▶ [AIM OF THE EXERCISE] Retype all of the listing exactly, passing over any picture you find.

====== SOURCE RECORDS ======

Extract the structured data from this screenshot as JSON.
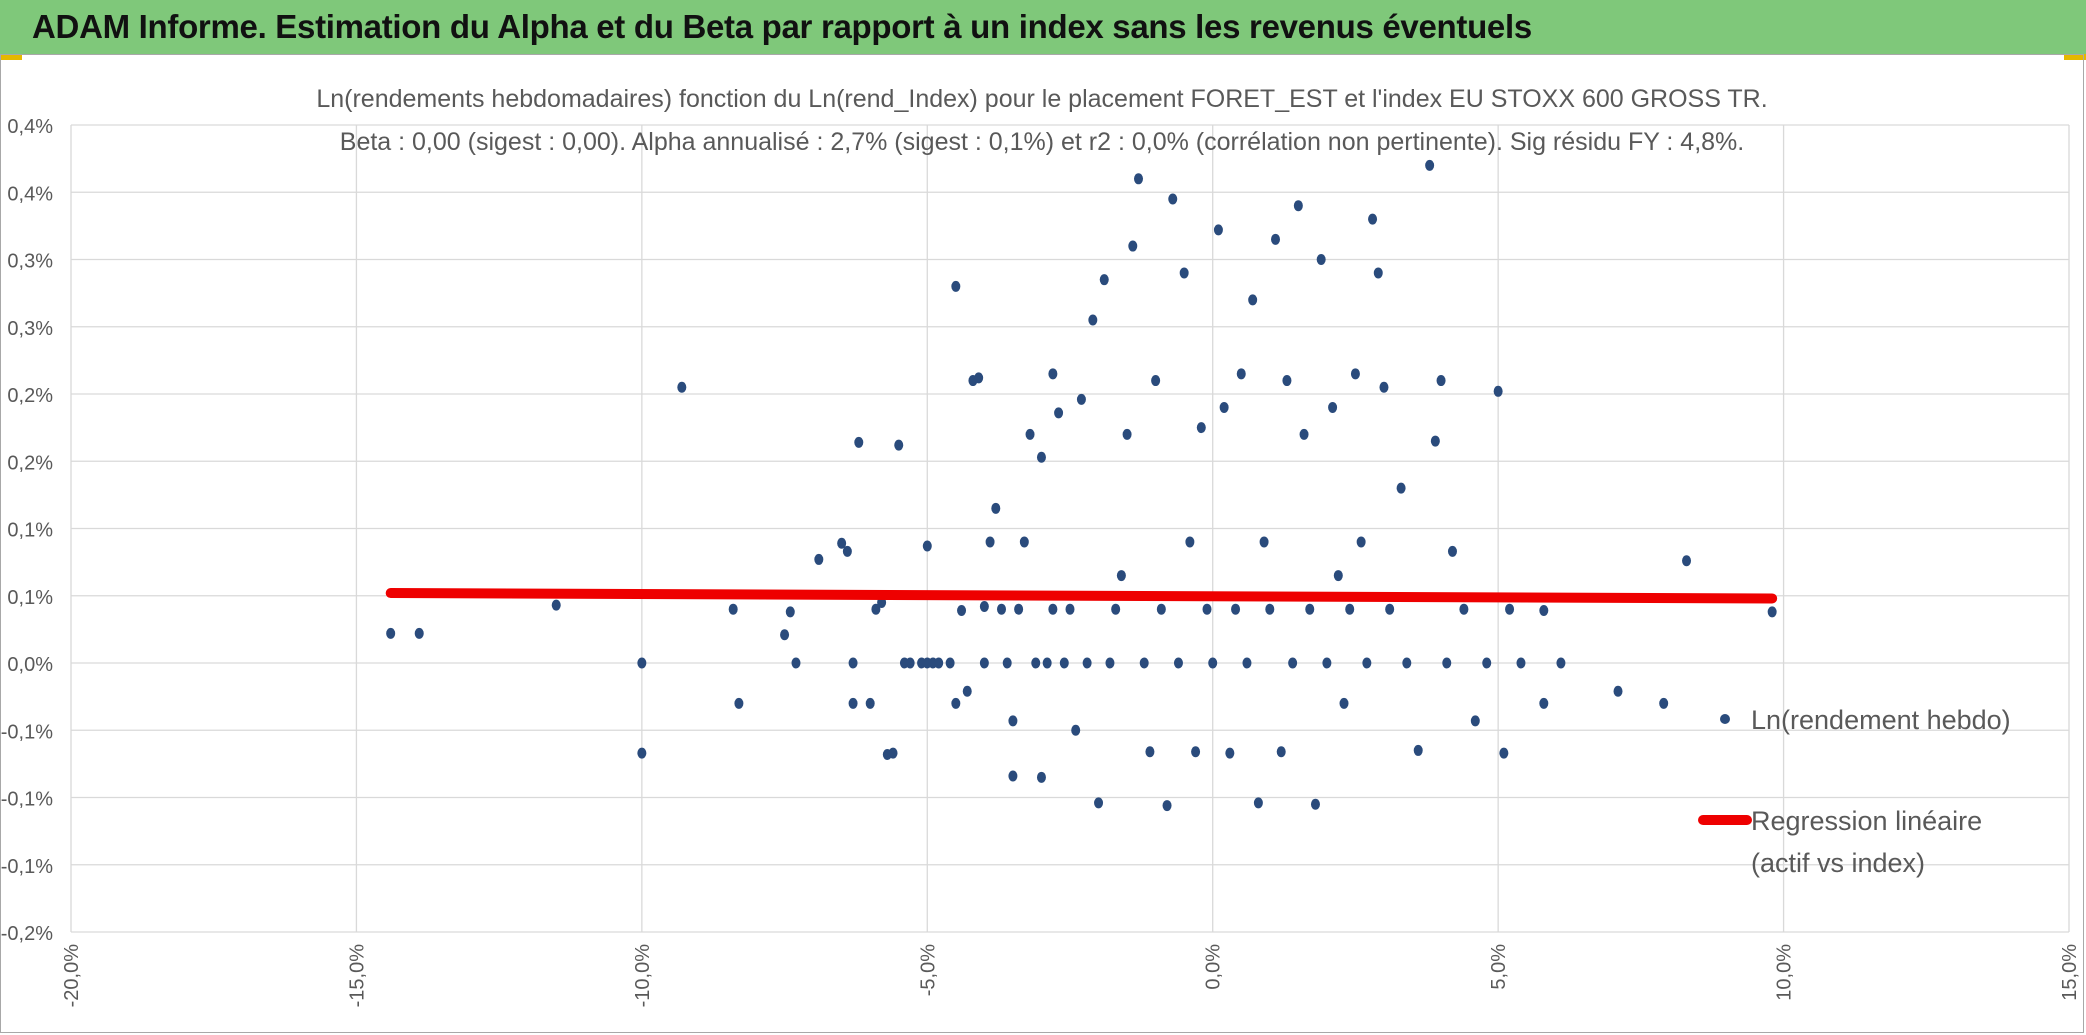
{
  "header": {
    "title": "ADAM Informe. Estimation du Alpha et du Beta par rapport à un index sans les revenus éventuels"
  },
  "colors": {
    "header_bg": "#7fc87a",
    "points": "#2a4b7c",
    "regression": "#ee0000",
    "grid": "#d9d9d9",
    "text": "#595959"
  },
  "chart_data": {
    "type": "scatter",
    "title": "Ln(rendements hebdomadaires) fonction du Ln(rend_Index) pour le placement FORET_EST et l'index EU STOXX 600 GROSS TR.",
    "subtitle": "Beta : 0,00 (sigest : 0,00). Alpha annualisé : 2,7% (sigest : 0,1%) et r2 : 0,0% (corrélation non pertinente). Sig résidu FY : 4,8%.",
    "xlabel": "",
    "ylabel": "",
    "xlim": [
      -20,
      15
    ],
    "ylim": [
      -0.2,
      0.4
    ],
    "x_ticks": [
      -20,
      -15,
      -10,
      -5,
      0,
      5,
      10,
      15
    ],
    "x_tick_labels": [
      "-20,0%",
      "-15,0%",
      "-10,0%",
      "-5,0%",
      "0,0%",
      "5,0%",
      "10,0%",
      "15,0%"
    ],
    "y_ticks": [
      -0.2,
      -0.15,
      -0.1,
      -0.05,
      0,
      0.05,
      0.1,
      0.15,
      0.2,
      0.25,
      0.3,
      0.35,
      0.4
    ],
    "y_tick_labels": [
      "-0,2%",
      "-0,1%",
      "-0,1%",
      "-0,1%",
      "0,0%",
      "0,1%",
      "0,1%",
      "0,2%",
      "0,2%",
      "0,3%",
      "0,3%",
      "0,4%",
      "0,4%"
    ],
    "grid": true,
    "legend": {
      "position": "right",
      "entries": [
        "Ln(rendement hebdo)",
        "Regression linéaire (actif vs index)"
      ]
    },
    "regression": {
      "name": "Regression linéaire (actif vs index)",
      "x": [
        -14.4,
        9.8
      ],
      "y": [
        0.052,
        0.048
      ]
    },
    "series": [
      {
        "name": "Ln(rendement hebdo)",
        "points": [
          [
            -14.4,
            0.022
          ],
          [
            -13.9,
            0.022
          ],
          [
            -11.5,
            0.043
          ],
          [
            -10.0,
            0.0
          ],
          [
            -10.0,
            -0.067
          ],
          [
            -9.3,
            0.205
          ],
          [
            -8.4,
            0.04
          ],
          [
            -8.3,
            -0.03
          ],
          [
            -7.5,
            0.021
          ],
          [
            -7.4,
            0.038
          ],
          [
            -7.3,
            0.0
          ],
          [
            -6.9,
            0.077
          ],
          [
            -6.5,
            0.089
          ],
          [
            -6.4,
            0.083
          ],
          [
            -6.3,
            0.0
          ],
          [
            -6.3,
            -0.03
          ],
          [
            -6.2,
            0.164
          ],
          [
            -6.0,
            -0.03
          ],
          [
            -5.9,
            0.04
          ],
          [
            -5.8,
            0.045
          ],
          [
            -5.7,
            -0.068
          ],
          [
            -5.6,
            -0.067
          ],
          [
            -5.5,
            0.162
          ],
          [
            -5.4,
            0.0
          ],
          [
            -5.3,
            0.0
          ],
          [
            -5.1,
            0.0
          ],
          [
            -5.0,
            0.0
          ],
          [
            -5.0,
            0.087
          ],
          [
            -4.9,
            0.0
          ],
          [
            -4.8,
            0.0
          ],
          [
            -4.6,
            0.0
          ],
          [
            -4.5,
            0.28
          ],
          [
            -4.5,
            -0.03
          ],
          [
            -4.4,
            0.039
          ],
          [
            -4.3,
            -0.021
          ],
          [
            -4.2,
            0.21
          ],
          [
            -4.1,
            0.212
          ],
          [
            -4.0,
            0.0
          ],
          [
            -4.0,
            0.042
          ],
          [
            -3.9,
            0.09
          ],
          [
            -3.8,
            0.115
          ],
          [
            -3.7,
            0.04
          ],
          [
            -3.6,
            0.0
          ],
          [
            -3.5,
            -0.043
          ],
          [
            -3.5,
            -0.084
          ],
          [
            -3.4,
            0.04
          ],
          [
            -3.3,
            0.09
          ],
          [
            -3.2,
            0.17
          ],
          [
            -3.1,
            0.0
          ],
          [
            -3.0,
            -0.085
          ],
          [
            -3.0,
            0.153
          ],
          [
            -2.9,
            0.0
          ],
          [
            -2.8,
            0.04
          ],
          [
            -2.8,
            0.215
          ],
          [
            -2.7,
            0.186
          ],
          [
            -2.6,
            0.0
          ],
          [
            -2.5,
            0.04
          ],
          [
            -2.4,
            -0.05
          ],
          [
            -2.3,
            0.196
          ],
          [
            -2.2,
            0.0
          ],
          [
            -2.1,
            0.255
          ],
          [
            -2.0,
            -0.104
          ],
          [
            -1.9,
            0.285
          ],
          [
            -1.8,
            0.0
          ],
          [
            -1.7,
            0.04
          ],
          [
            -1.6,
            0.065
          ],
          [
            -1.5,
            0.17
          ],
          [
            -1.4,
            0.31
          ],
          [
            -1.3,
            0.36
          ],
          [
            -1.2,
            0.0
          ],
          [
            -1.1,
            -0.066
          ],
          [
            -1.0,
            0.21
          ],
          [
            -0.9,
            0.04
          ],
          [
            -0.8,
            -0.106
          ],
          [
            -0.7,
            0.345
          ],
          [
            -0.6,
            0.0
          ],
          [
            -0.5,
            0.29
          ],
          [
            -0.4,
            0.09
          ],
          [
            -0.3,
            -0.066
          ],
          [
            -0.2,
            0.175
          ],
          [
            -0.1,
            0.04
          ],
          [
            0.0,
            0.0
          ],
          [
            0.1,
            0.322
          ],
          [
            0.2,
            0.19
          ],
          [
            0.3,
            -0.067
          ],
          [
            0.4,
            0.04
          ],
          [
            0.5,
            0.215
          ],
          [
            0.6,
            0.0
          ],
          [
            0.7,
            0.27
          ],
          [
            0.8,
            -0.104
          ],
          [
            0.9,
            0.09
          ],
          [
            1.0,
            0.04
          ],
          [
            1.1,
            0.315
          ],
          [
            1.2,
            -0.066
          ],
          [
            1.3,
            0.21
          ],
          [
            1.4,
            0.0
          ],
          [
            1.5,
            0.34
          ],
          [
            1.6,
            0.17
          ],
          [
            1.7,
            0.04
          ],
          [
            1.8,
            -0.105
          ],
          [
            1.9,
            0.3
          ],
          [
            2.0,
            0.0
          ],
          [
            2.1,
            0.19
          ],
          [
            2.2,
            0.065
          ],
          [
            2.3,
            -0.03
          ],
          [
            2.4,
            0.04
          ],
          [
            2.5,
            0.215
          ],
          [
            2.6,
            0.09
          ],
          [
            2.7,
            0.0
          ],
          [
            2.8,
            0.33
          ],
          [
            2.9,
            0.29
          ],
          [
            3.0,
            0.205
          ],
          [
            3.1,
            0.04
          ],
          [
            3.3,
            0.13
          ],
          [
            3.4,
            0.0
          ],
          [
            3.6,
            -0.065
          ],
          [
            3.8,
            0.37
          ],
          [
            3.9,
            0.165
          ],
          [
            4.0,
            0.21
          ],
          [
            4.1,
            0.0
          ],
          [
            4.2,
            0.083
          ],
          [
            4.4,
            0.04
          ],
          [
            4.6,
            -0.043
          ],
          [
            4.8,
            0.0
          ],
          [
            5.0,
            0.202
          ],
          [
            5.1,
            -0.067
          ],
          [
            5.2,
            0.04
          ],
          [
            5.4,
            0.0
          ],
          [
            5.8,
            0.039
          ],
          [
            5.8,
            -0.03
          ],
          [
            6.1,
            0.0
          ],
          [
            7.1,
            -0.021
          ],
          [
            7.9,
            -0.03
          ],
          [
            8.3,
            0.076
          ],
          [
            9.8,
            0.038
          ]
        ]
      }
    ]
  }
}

======

▶ [THE REPLY]
Extract the structured data from this screenshot as JSON.
{
  "header": {
    "title": "ADAM Informe. Estimation du Alpha et du Beta par rapport à un index sans les revenus éventuels"
  },
  "colors": {
    "header_bg": "#7fc87a",
    "points": "#2a4b7c",
    "regression": "#ee0000",
    "grid": "#d9d9d9",
    "text": "#595959"
  },
  "chart_data": {
    "type": "scatter",
    "title": "Ln(rendements hebdomadaires) fonction du Ln(rend_Index) pour le placement FORET_EST et l'index EU STOXX 600 GROSS TR.",
    "subtitle": "Beta : 0,00 (sigest : 0,00). Alpha annualisé : 2,7% (sigest : 0,1%) et r2 : 0,0% (corrélation non pertinente). Sig résidu FY : 4,8%.",
    "xlabel": "",
    "ylabel": "",
    "xlim": [
      -20,
      15
    ],
    "ylim": [
      -0.2,
      0.4
    ],
    "x_ticks": [
      -20,
      -15,
      -10,
      -5,
      0,
      5,
      10,
      15
    ],
    "x_tick_labels": [
      "-20,0%",
      "-15,0%",
      "-10,0%",
      "-5,0%",
      "0,0%",
      "5,0%",
      "10,0%",
      "15,0%"
    ],
    "y_ticks": [
      -0.2,
      -0.15,
      -0.1,
      -0.05,
      0,
      0.05,
      0.1,
      0.15,
      0.2,
      0.25,
      0.3,
      0.35,
      0.4
    ],
    "y_tick_labels": [
      "-0,2%",
      "-0,1%",
      "-0,1%",
      "-0,1%",
      "0,0%",
      "0,1%",
      "0,1%",
      "0,2%",
      "0,2%",
      "0,3%",
      "0,3%",
      "0,4%",
      "0,4%"
    ],
    "grid": true,
    "legend": {
      "position": "right",
      "entries": [
        "Ln(rendement hebdo)",
        "Regression linéaire (actif vs index)"
      ]
    },
    "regression": {
      "name": "Regression linéaire (actif vs index)",
      "x": [
        -14.4,
        9.8
      ],
      "y": [
        0.052,
        0.048
      ]
    },
    "series": [
      {
        "name": "Ln(rendement hebdo)",
        "points": [
          [
            -14.4,
            0.022
          ],
          [
            -13.9,
            0.022
          ],
          [
            -11.5,
            0.043
          ],
          [
            -10.0,
            0.0
          ],
          [
            -10.0,
            -0.067
          ],
          [
            -9.3,
            0.205
          ],
          [
            -8.4,
            0.04
          ],
          [
            -8.3,
            -0.03
          ],
          [
            -7.5,
            0.021
          ],
          [
            -7.4,
            0.038
          ],
          [
            -7.3,
            0.0
          ],
          [
            -6.9,
            0.077
          ],
          [
            -6.5,
            0.089
          ],
          [
            -6.4,
            0.083
          ],
          [
            -6.3,
            0.0
          ],
          [
            -6.3,
            -0.03
          ],
          [
            -6.2,
            0.164
          ],
          [
            -6.0,
            -0.03
          ],
          [
            -5.9,
            0.04
          ],
          [
            -5.8,
            0.045
          ],
          [
            -5.7,
            -0.068
          ],
          [
            -5.6,
            -0.067
          ],
          [
            -5.5,
            0.162
          ],
          [
            -5.4,
            0.0
          ],
          [
            -5.3,
            0.0
          ],
          [
            -5.1,
            0.0
          ],
          [
            -5.0,
            0.0
          ],
          [
            -5.0,
            0.087
          ],
          [
            -4.9,
            0.0
          ],
          [
            -4.8,
            0.0
          ],
          [
            -4.6,
            0.0
          ],
          [
            -4.5,
            0.28
          ],
          [
            -4.5,
            -0.03
          ],
          [
            -4.4,
            0.039
          ],
          [
            -4.3,
            -0.021
          ],
          [
            -4.2,
            0.21
          ],
          [
            -4.1,
            0.212
          ],
          [
            -4.0,
            0.0
          ],
          [
            -4.0,
            0.042
          ],
          [
            -3.9,
            0.09
          ],
          [
            -3.8,
            0.115
          ],
          [
            -3.7,
            0.04
          ],
          [
            -3.6,
            0.0
          ],
          [
            -3.5,
            -0.043
          ],
          [
            -3.5,
            -0.084
          ],
          [
            -3.4,
            0.04
          ],
          [
            -3.3,
            0.09
          ],
          [
            -3.2,
            0.17
          ],
          [
            -3.1,
            0.0
          ],
          [
            -3.0,
            -0.085
          ],
          [
            -3.0,
            0.153
          ],
          [
            -2.9,
            0.0
          ],
          [
            -2.8,
            0.04
          ],
          [
            -2.8,
            0.215
          ],
          [
            -2.7,
            0.186
          ],
          [
            -2.6,
            0.0
          ],
          [
            -2.5,
            0.04
          ],
          [
            -2.4,
            -0.05
          ],
          [
            -2.3,
            0.196
          ],
          [
            -2.2,
            0.0
          ],
          [
            -2.1,
            0.255
          ],
          [
            -2.0,
            -0.104
          ],
          [
            -1.9,
            0.285
          ],
          [
            -1.8,
            0.0
          ],
          [
            -1.7,
            0.04
          ],
          [
            -1.6,
            0.065
          ],
          [
            -1.5,
            0.17
          ],
          [
            -1.4,
            0.31
          ],
          [
            -1.3,
            0.36
          ],
          [
            -1.2,
            0.0
          ],
          [
            -1.1,
            -0.066
          ],
          [
            -1.0,
            0.21
          ],
          [
            -0.9,
            0.04
          ],
          [
            -0.8,
            -0.106
          ],
          [
            -0.7,
            0.345
          ],
          [
            -0.6,
            0.0
          ],
          [
            -0.5,
            0.29
          ],
          [
            -0.4,
            0.09
          ],
          [
            -0.3,
            -0.066
          ],
          [
            -0.2,
            0.175
          ],
          [
            -0.1,
            0.04
          ],
          [
            0.0,
            0.0
          ],
          [
            0.1,
            0.322
          ],
          [
            0.2,
            0.19
          ],
          [
            0.3,
            -0.067
          ],
          [
            0.4,
            0.04
          ],
          [
            0.5,
            0.215
          ],
          [
            0.6,
            0.0
          ],
          [
            0.7,
            0.27
          ],
          [
            0.8,
            -0.104
          ],
          [
            0.9,
            0.09
          ],
          [
            1.0,
            0.04
          ],
          [
            1.1,
            0.315
          ],
          [
            1.2,
            -0.066
          ],
          [
            1.3,
            0.21
          ],
          [
            1.4,
            0.0
          ],
          [
            1.5,
            0.34
          ],
          [
            1.6,
            0.17
          ],
          [
            1.7,
            0.04
          ],
          [
            1.8,
            -0.105
          ],
          [
            1.9,
            0.3
          ],
          [
            2.0,
            0.0
          ],
          [
            2.1,
            0.19
          ],
          [
            2.2,
            0.065
          ],
          [
            2.3,
            -0.03
          ],
          [
            2.4,
            0.04
          ],
          [
            2.5,
            0.215
          ],
          [
            2.6,
            0.09
          ],
          [
            2.7,
            0.0
          ],
          [
            2.8,
            0.33
          ],
          [
            2.9,
            0.29
          ],
          [
            3.0,
            0.205
          ],
          [
            3.1,
            0.04
          ],
          [
            3.3,
            0.13
          ],
          [
            3.4,
            0.0
          ],
          [
            3.6,
            -0.065
          ],
          [
            3.8,
            0.37
          ],
          [
            3.9,
            0.165
          ],
          [
            4.0,
            0.21
          ],
          [
            4.1,
            0.0
          ],
          [
            4.2,
            0.083
          ],
          [
            4.4,
            0.04
          ],
          [
            4.6,
            -0.043
          ],
          [
            4.8,
            0.0
          ],
          [
            5.0,
            0.202
          ],
          [
            5.1,
            -0.067
          ],
          [
            5.2,
            0.04
          ],
          [
            5.4,
            0.0
          ],
          [
            5.8,
            0.039
          ],
          [
            5.8,
            -0.03
          ],
          [
            6.1,
            0.0
          ],
          [
            7.1,
            -0.021
          ],
          [
            7.9,
            -0.03
          ],
          [
            8.3,
            0.076
          ],
          [
            9.8,
            0.038
          ]
        ]
      }
    ]
  }
}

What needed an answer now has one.